▶ To do
(1) In the text on the Python virtual machine, which function executes the Python bytecode?
(2) Please list, in order, every function in the chain of calls that the text on the Python virtual machine gives for executing the module's code object.
(3) For each statement, say whether the text on the Python virtual machine agrees, and quote the words that decide it.
(a) The module in listing 9.0 involves two code objects.
(b) _PyEval_EvalCodeWithName handles name setup after bytecode evaluation.
(c) In listing 9.0, the parameter defkwd of test has a default value of 2.

▶ Supplied text

## Begin

Before any bytecode execution happens, several housekeeping operations such as creating and initializing frames, setting up variables and initializing the virtual machine variables such as instruction pointers are carried out. We look at some of these operations next.

9.1 Putting names in place

As mentioned above, the heart of the virtual machine is the PyEval_EvalFrameEx function that executes the Python bytecode but before this happens, a lot of setups - error checking, frame creation and initialization etc. - need to take place to prepare the evaluation context. This is where the _PyEval_EvalCodeWithName function also within the Python/ceval.c the module comes in. For illustration purposes, we assume that we are working with a module that has the content shown in listing 9.0.

Listing 9.0: Content of a simple module

    def test(arg, defarg="test", *args,  defkwd=2, **kwd):
        local_arg = 2
        print(arg)
        print(defarg)
        print(args)
        print(defkwd)
        print(kwd)

    test()

Recall that code blocks have code objects; these code blocks could either be functions, modules etc. so for a module with the above content, we can safely assume that we are dealing with two code objects - one for the module and one for the function test defined within the module.

After the generation of the code object for the module in listing 9.0, the generated code object is executed via a chain of function calls from the Python/pythonrun.c module - run_mod -> PyEval_EvalCode->PyEval_EvalCodeEx->_PyEval_EvalCodeWithName->PyEval_EvalFrameEx. At this moment, our interest lies with the _PyEval_EvalCodeWithName function with its signature shown in listing 9.1. It handles the required name setup before bytecode evaluation in PyEval_EvalFrameEx. However, by looking at the function signature for the _PyEval_EvalCodeWithName as shown in listing 9.1, one is probably left asking how this is related to executing a module object rather than an actual function.

Listing 9.1: _PyEval_EvalCodeWithName function signature

    static PyObject * _PyEval_EvalCodeWithName(PyObject *_co, PyObject *globals, PyO\
bject *locals,
           PyObject **args, int argcount, PyObject **kws, int kwcount,
           PyObject **defs, int defcount, PyObject *kwdefs, PyObject *closure,
           PyObject *name, PyObject *qualname)

## End

▶ Dataset extract
## Begin

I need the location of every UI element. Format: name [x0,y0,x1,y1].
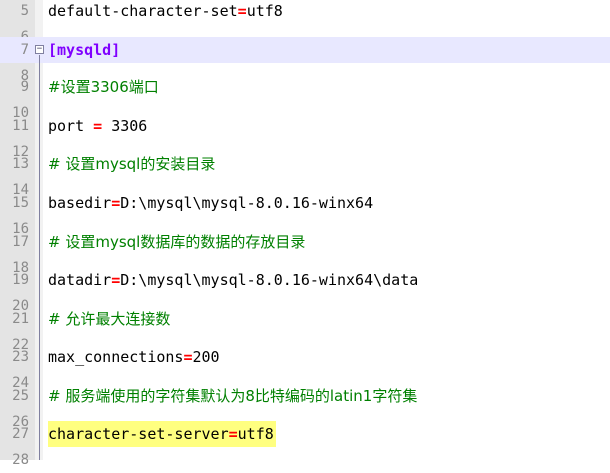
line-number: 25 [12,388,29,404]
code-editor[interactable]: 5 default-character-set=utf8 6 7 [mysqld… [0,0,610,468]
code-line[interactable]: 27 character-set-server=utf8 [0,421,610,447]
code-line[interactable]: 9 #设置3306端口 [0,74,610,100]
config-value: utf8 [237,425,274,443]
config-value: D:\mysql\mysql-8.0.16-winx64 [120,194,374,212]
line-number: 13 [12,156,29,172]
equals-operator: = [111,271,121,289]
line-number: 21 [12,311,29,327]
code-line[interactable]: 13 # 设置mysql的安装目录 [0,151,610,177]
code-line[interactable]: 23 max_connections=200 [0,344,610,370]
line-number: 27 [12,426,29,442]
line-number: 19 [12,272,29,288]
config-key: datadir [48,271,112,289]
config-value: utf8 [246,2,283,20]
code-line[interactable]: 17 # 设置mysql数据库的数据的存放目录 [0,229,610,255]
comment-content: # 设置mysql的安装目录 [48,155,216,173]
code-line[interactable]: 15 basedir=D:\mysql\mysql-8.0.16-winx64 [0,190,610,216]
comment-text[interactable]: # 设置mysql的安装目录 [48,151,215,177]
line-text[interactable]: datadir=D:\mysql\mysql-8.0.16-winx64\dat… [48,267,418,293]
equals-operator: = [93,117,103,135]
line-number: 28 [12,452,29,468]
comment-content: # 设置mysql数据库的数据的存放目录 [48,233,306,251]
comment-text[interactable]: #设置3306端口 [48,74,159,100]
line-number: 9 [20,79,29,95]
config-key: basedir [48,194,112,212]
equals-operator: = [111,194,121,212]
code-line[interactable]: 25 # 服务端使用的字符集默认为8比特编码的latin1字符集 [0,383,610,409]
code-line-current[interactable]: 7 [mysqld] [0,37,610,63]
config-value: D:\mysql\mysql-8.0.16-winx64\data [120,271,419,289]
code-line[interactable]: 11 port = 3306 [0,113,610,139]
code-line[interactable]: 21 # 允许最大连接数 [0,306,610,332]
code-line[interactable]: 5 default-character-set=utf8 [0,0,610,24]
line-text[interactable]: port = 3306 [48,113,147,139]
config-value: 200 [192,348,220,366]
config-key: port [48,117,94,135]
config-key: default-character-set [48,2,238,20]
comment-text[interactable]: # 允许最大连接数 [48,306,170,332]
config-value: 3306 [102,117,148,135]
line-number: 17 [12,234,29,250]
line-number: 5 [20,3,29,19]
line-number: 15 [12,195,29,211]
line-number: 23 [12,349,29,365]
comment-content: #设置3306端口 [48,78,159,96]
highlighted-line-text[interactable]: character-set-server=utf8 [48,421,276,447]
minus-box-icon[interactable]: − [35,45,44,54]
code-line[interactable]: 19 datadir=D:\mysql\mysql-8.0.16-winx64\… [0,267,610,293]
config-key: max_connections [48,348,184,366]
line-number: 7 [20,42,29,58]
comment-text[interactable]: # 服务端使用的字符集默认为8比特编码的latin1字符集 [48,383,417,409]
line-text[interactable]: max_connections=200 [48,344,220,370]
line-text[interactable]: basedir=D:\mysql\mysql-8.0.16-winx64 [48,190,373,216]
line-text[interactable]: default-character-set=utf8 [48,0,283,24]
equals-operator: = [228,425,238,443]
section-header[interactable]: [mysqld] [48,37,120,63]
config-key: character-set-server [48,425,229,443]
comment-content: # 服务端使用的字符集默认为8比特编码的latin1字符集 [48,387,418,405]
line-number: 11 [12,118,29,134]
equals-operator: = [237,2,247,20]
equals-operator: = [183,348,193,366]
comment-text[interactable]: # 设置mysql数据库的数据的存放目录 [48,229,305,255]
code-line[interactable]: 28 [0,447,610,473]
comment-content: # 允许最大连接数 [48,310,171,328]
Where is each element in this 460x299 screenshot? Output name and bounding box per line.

## End

▶ Full solutions
(1) PyEval_EvalFrameEx

(2) run_mod, PyEval_EvalCode, PyEval_EvalCodeEx, _PyEval_EvalCodeWithName, PyEval_EvalFrameEx

(3)
(a) Yes: "we can safely assume that we are dealing with two code objects - one for the module and one for the function test defined within the module"
(b) No: "It handles the required name setup before bytecode evaluation in PyEval_EvalFrameEx."
(c) Yes: "defkwd=2"